Using the listing below, report all lines holding the word "SRMTID".

>> begin

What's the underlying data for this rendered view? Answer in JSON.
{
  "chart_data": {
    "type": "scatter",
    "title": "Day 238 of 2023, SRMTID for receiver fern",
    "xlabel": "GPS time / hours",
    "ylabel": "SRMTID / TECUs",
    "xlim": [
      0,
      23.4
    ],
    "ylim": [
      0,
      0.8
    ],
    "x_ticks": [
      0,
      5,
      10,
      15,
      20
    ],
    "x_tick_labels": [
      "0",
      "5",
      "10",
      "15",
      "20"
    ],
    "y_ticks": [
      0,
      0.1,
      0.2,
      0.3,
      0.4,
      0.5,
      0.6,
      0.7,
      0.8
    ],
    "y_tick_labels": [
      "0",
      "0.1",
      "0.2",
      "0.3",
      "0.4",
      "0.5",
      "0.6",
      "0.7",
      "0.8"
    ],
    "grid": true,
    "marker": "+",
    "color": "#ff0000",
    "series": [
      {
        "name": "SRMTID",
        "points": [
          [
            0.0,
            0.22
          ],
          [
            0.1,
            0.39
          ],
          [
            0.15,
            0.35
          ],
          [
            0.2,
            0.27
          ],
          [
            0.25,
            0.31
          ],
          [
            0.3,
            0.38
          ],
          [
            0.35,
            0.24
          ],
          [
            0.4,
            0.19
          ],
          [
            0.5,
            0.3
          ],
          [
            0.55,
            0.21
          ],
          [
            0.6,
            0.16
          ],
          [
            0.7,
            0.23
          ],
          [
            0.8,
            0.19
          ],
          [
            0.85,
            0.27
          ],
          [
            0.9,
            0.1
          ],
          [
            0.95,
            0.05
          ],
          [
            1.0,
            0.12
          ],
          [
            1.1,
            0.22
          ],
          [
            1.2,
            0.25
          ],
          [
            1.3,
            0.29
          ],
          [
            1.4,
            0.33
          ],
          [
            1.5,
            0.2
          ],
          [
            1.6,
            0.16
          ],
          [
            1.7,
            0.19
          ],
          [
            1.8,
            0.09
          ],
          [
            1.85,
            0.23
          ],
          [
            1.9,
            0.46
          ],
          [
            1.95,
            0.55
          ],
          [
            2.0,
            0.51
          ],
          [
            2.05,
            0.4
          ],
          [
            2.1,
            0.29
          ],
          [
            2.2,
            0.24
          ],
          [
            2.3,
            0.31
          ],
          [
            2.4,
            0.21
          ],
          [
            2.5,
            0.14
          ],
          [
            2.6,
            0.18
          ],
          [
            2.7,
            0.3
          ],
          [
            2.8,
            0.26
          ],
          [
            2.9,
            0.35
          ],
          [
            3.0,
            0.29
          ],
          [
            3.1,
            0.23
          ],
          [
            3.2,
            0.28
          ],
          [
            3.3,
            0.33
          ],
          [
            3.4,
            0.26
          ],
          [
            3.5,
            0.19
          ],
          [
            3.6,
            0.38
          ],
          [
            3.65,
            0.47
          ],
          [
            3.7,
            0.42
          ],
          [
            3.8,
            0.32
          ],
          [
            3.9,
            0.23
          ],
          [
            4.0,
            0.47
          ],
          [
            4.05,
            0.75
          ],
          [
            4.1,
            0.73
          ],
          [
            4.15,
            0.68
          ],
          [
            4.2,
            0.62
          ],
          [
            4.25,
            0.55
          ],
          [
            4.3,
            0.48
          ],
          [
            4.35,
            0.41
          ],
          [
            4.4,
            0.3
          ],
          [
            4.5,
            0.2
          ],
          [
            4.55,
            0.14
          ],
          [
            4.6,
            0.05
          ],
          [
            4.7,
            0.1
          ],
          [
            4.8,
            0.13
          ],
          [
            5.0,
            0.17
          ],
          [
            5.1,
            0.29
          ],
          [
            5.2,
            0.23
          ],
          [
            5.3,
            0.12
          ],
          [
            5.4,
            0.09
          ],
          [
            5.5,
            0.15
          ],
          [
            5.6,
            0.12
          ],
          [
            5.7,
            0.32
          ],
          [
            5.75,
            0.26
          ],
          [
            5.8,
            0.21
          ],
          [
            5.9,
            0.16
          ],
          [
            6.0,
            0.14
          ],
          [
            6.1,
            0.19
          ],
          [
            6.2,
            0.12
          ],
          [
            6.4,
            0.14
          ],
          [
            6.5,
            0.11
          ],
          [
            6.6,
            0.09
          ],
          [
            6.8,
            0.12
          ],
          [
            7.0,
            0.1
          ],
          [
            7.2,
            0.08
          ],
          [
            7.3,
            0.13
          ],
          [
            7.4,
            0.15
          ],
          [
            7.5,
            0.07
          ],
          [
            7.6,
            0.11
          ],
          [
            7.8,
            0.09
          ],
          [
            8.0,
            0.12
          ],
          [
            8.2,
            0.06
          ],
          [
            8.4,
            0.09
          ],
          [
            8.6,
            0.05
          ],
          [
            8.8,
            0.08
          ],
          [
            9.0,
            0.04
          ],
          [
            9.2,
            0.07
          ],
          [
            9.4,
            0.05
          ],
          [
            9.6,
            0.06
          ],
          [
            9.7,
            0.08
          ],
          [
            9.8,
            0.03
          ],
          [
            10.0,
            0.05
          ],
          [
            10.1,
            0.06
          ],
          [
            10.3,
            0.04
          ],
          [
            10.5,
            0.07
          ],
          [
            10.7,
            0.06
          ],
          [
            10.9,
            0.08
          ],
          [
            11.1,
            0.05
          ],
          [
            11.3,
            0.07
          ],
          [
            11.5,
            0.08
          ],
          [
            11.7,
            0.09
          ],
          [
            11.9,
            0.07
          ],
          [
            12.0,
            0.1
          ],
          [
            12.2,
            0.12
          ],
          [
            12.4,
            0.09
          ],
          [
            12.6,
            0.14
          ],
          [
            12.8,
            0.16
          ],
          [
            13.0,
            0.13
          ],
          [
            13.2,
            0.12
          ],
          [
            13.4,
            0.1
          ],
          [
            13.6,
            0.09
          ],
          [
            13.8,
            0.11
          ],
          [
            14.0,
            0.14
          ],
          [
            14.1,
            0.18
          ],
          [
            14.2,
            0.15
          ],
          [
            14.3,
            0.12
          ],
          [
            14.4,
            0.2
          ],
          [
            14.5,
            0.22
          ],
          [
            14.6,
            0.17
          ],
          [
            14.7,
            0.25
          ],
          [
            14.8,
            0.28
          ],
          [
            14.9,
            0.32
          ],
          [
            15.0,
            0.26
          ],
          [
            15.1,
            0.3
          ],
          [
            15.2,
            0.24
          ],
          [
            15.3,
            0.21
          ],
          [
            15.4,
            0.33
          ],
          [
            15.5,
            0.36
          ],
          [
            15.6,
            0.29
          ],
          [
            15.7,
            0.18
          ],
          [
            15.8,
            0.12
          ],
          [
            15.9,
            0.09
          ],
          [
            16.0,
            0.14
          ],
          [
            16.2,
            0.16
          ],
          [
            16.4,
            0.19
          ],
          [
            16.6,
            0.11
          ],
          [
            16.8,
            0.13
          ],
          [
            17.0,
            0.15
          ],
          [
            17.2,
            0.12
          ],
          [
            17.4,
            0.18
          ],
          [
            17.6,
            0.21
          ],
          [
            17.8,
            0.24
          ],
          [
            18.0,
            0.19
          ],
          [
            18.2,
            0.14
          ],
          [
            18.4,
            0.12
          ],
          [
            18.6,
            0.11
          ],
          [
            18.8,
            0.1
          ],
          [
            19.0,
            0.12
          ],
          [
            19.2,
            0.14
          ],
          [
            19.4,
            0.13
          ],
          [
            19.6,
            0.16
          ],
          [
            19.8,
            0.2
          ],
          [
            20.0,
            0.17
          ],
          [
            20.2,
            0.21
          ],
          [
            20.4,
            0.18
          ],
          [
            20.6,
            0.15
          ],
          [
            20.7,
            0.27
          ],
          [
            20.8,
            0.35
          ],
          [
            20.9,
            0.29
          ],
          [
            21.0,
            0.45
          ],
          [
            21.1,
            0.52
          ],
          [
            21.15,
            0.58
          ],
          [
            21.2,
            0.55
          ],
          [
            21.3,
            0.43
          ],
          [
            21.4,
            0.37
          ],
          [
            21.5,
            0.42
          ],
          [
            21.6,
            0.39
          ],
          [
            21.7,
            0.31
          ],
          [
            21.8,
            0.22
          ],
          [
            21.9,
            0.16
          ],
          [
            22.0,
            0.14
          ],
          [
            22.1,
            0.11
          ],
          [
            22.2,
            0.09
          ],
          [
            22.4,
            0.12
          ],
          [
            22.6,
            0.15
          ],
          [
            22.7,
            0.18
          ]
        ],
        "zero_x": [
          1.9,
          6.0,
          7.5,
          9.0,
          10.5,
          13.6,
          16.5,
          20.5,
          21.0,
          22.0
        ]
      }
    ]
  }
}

>> end

• _Task solution_
    "title": "Day 238 of 2023, SRMTID for receiver fern",
    "ylabel": "SRMTID / TECUs",
        "name": "SRMTID",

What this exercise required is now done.